**EXERCISE DIRECTIONS**.
Each entry below should be reproduced character for character.

(Dataset items)
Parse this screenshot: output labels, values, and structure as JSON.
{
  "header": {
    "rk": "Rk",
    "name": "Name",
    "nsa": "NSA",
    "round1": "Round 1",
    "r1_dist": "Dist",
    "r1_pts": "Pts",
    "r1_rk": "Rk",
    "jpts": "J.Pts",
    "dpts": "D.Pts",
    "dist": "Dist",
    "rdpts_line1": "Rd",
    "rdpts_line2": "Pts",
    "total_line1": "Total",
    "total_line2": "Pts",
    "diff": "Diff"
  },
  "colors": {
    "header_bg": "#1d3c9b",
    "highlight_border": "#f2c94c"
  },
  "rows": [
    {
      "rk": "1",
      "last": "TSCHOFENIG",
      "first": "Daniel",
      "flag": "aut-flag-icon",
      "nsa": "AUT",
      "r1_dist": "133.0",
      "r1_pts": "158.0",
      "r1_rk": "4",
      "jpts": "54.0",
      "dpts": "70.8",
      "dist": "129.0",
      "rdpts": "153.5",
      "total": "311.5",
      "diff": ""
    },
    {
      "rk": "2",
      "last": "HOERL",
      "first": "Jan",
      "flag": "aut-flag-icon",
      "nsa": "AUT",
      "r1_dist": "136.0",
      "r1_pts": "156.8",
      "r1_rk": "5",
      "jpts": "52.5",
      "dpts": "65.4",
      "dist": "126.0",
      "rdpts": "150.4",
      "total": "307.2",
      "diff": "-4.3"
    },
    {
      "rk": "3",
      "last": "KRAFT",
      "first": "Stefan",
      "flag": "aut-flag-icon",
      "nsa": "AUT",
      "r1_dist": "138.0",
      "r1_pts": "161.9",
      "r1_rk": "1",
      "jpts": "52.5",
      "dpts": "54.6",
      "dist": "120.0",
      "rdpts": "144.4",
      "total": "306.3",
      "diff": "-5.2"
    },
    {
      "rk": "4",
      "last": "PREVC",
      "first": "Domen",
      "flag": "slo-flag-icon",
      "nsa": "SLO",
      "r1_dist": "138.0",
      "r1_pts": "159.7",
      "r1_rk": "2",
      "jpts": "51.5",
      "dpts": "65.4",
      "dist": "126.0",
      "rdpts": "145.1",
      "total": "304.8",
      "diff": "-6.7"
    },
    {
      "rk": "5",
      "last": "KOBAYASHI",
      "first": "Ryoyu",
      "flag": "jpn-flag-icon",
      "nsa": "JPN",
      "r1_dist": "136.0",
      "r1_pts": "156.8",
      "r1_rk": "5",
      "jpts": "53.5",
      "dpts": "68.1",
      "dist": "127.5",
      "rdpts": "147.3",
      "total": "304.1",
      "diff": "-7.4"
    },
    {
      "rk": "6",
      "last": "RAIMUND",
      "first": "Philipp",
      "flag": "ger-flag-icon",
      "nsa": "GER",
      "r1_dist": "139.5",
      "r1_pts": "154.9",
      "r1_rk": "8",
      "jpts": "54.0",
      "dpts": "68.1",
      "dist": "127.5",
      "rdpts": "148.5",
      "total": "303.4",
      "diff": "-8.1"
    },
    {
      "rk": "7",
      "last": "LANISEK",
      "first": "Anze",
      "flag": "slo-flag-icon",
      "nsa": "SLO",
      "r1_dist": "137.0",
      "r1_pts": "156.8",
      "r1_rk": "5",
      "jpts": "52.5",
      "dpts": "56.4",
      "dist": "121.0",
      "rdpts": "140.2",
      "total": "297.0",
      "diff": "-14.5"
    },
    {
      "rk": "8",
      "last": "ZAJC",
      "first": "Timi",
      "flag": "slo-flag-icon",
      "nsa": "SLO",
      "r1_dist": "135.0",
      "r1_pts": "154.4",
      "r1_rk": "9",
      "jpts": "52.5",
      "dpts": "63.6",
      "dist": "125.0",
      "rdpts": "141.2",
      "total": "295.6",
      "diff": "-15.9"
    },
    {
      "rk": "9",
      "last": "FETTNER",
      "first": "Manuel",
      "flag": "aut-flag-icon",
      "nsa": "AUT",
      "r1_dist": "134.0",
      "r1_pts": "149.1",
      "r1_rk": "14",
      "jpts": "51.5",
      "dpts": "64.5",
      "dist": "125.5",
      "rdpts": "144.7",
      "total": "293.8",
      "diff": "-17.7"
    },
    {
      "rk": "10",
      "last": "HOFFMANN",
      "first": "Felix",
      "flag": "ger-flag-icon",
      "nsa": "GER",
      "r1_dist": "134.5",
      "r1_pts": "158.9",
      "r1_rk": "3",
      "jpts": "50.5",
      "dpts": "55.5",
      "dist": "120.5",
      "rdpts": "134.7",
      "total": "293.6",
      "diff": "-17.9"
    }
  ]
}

**OUTPUT OF THE TASK**.
Parse this screenshot: output labels, values, and structure as JSON.
{
  "header": {
    "rk": "Rk",
    "name": "Name",
    "nsa": "NSA",
    "round1": "Round 1",
    "r1_dist": "Dist",
    "r1_pts": "Pts",
    "r1_rk": "Rk",
    "jpts": "J.Pts",
    "dpts": "D.Pts",
    "dist": "Dist",
    "rdpts_line1": "Rd",
    "rdpts_line2": "Pts",
    "total_line1": "Total",
    "total_line2": "Pts",
    "diff": "Diff"
  },
  "colors": {
    "header_bg": "#1d3c9b",
    "highlight_border": "#f2c94c"
  },
  "rows": [
    {
      "rk": "1",
      "last": "TSCHOFENIG",
      "first": "Daniel",
      "flag": "aut-flag-icon",
      "nsa": "AUT",
      "r1_dist": "133.0",
      "r1_pts": "158.0",
      "r1_rk": "4",
      "jpts": "54.0",
      "dpts": "70.8",
      "dist": "129.0",
      "rdpts": "153.5",
      "total": "311.5",
      "diff": ""
    },
    {
      "rk": "2",
      "last": "HOERL",
      "first": "Jan",
      "flag": "aut-flag-icon",
      "nsa": "AUT",
      "r1_dist": "136.0",
      "r1_pts": "156.8",
      "r1_rk": "5",
      "jpts": "52.5",
      "dpts": "65.4",
      "dist": "126.0",
      "rdpts": "150.4",
      "total": "307.2",
      "diff": "-4.3"
    },
    {
      "rk": "3",
      "last": "KRAFT",
      "first": "Stefan",
      "flag": "aut-flag-icon",
      "nsa": "AUT",
      "r1_dist": "138.0",
      "r1_pts": "161.9",
      "r1_rk": "1",
      "jpts": "52.5",
      "dpts": "54.6",
      "dist": "120.0",
      "rdpts": "144.4",
      "total": "306.3",
      "diff": "-5.2"
    },
    {
      "rk": "4",
      "last": "PREVC",
      "first": "Domen",
      "flag": "slo-flag-icon",
      "nsa": "SLO",
      "r1_dist": "138.0",
      "r1_pts": "159.7",
      "r1_rk": "2",
      "jpts": "51.5",
      "dpts": "65.4",
      "dist": "126.0",
      "rdpts": "145.1",
      "total": "304.8",
      "diff": "-6.7"
    },
    {
      "rk": "5",
      "last": "KOBAYASHI",
      "first": "Ryoyu",
      "flag": "jpn-flag-icon",
      "nsa": "JPN",
      "r1_dist": "136.0",
      "r1_pts": "156.8",
      "r1_rk": "5",
      "jpts": "53.5",
      "dpts": "68.1",
      "dist": "127.5",
      "rdpts": "147.3",
      "total": "304.1",
      "diff": "-7.4"
    },
    {
      "rk": "6",
      "last": "RAIMUND",
      "first": "Philipp",
      "flag": "ger-flag-icon",
      "nsa": "GER",
      "r1_dist": "139.5",
      "r1_pts": "154.9",
      "r1_rk": "8",
      "jpts": "54.0",
      "dpts": "68.1",
      "dist": "127.5",
      "rdpts": "148.5",
      "total": "303.4",
      "diff": "-8.1"
    },
    {
      "rk": "7",
      "last": "LANISEK",
      "first": "Anze",
      "flag": "slo-flag-icon",
      "nsa": "SLO",
      "r1_dist": "137.0",
      "r1_pts": "156.8",
      "r1_rk": "5",
      "jpts": "52.5",
      "dpts": "56.4",
      "dist": "121.0",
      "rdpts": "140.2",
      "total": "297.0",
      "diff": "-14.5"
    },
    {
      "rk": "8",
      "last": "ZAJC",
      "first": "Timi",
      "flag": "slo-flag-icon",
      "nsa": "SLO",
      "r1_dist": "135.0",
      "r1_pts": "154.4",
      "r1_rk": "9",
      "jpts": "52.5",
      "dpts": "63.6",
      "dist": "125.0",
      "rdpts": "141.2",
      "total": "295.6",
      "diff": "-15.9"
    },
    {
      "rk": "9",
      "last": "FETTNER",
      "first": "Manuel",
      "flag": "aut-flag-icon",
      "nsa": "AUT",
      "r1_dist": "134.0",
      "r1_pts": "149.1",
      "r1_rk": "14",
      "jpts": "51.5",
      "dpts": "64.5",
      "dist": "125.5",
      "rdpts": "144.7",
      "total": "293.8",
      "diff": "-17.7"
    },
    {
      "rk": "10",
      "last": "HOFFMANN",
      "first": "Felix",
      "flag": "ger-flag-icon",
      "nsa": "GER",
      "r1_dist": "134.5",
      "r1_pts": "158.9",
      "r1_rk": "3",
      "jpts": "50.5",
      "dpts": "55.5",
      "dist": "120.5",
      "rdpts": "134.7",
      "total": "293.6",
      "diff": "-17.9"
    }
  ]
}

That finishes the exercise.